→ SHORT EXERCISE
In the material below, find each line holding the string "科学发现" and copy it.

→ DATA
━━━━━━━━━━

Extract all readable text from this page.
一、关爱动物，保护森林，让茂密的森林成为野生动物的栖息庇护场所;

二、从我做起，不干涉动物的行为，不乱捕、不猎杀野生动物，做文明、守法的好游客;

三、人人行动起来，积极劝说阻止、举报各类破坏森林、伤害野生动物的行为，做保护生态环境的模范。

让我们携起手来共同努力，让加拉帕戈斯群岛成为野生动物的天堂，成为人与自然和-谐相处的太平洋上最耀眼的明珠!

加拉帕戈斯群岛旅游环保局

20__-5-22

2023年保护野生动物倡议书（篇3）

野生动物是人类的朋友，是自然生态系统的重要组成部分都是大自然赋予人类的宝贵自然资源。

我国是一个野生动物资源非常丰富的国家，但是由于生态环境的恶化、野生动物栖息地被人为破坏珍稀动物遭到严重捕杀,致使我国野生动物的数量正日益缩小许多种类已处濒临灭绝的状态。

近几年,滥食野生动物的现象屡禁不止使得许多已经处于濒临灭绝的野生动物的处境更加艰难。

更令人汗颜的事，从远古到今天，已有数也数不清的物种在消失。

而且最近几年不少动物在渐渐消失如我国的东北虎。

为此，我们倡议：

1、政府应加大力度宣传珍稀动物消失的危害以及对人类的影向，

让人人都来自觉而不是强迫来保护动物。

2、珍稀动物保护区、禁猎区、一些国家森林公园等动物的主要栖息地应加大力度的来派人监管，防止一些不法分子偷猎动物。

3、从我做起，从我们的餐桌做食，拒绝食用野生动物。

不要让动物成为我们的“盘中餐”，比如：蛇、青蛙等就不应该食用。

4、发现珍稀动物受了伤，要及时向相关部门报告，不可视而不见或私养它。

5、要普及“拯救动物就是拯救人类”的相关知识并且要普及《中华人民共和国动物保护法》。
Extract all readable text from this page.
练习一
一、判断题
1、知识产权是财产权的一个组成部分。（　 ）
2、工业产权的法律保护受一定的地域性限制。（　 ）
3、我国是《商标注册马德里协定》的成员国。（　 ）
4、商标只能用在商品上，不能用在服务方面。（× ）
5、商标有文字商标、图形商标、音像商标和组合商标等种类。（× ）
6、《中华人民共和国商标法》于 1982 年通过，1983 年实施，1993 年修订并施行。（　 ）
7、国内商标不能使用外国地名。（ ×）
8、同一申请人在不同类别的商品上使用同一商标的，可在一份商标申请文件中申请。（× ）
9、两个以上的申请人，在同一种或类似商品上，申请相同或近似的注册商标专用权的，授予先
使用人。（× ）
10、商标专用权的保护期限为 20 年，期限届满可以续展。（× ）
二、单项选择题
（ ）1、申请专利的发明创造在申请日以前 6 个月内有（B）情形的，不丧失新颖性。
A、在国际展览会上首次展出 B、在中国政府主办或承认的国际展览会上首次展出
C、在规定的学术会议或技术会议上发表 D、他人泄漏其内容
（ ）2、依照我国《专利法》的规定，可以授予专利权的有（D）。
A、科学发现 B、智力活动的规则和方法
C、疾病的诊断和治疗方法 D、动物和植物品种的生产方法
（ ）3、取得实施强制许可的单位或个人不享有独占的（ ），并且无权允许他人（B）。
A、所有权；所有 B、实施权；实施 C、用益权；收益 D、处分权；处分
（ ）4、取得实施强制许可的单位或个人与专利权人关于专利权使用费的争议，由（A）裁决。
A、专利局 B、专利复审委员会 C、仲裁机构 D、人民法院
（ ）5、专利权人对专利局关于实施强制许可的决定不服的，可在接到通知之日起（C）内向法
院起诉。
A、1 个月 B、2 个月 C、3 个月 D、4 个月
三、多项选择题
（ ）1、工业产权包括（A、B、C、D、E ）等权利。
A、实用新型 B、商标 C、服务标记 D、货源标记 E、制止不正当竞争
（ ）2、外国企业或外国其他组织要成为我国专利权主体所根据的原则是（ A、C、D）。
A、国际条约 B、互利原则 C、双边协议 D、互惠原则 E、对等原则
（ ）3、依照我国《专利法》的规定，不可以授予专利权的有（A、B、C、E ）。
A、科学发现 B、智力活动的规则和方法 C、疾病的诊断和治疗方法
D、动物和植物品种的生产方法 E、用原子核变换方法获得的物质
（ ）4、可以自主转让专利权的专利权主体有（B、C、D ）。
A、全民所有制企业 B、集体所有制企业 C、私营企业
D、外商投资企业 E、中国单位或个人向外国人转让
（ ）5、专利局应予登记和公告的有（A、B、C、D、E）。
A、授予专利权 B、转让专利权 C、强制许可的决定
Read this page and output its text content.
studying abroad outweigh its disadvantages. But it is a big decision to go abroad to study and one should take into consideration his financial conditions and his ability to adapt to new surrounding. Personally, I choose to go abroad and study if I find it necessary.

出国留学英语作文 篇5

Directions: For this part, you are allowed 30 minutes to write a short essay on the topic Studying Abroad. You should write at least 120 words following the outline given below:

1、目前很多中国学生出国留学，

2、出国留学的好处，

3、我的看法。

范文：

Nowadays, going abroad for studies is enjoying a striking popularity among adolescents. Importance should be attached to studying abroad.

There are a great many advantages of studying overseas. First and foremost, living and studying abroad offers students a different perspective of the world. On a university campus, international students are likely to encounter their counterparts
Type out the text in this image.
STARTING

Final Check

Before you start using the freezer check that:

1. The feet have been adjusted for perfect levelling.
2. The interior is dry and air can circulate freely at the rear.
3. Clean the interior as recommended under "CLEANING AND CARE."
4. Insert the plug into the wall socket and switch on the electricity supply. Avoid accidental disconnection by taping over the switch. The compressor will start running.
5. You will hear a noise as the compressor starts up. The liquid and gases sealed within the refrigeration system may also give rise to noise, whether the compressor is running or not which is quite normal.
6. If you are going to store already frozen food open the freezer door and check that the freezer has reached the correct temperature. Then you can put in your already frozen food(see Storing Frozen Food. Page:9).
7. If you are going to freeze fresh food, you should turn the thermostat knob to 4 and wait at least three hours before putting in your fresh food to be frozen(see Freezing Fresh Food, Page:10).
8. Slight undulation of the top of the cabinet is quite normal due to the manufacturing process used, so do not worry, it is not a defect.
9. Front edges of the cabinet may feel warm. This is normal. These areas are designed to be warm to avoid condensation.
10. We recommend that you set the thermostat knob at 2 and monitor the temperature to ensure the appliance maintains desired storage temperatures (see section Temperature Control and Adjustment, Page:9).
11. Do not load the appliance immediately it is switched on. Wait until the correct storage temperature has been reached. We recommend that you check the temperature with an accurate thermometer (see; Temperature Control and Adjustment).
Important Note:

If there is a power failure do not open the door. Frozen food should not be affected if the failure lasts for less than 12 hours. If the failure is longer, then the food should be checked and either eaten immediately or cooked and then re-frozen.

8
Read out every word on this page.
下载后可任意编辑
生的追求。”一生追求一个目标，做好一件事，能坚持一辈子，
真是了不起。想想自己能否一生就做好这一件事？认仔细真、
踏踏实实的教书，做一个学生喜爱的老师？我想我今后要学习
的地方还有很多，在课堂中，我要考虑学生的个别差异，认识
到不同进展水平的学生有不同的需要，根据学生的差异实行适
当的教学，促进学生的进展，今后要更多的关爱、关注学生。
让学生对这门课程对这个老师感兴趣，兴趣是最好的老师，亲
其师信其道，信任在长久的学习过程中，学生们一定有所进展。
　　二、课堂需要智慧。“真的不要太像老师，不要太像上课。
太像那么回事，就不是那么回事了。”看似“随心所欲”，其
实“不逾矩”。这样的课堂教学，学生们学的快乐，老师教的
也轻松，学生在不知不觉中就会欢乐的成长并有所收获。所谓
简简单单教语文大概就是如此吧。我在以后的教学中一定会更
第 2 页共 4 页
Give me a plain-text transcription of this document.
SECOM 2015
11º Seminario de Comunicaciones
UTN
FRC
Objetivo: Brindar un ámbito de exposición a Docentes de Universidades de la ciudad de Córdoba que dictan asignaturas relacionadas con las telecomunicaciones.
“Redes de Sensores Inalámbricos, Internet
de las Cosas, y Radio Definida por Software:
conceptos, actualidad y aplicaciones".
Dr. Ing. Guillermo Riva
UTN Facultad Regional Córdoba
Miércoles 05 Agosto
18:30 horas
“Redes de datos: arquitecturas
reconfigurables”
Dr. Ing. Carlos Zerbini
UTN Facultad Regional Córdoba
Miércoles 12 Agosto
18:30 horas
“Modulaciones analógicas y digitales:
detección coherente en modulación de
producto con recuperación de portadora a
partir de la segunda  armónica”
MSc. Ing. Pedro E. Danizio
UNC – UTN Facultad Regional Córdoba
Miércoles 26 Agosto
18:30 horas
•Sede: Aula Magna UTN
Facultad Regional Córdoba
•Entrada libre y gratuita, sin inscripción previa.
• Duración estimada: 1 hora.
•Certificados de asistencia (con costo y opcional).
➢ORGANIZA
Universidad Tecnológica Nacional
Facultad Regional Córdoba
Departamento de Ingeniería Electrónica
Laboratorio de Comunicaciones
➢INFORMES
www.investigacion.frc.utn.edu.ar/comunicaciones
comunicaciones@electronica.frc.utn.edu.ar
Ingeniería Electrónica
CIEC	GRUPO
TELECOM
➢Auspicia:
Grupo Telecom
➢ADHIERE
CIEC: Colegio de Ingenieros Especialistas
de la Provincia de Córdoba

━━━━━━━━━━

→ SOLUTION FOR THIS TASK
A、科学发现 B、智力活动的规则和方法
A、科学发现 B、智力活动的规则和方法 C、疾病的诊断和治疗方法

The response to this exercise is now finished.